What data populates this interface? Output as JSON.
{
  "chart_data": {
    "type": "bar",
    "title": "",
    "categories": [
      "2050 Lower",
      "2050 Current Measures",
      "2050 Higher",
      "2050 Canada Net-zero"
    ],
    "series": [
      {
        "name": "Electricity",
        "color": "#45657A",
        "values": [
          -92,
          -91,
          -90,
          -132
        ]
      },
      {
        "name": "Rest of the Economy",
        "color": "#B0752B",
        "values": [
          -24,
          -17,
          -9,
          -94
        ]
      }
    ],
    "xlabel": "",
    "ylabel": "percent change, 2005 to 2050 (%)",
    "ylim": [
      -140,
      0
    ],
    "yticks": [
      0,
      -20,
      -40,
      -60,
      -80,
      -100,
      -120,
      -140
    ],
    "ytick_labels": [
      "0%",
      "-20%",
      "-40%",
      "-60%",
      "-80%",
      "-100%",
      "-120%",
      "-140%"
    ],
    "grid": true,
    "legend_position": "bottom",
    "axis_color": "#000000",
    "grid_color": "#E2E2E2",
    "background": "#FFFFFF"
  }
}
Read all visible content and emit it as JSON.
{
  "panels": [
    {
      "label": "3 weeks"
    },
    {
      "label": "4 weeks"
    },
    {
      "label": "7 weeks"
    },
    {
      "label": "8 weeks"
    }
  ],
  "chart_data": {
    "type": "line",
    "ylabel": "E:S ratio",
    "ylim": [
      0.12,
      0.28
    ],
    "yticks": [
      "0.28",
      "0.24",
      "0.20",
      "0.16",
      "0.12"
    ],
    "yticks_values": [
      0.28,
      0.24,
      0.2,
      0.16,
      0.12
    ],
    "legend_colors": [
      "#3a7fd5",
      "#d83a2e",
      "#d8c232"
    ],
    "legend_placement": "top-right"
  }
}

+--

**DIRECTIVE:** Copy, from the material, each line that holds the string "JSON".

**RESULT BELOW:**
What data populates this interface? Output as JSON.
Read all visible content and emit it as JSON.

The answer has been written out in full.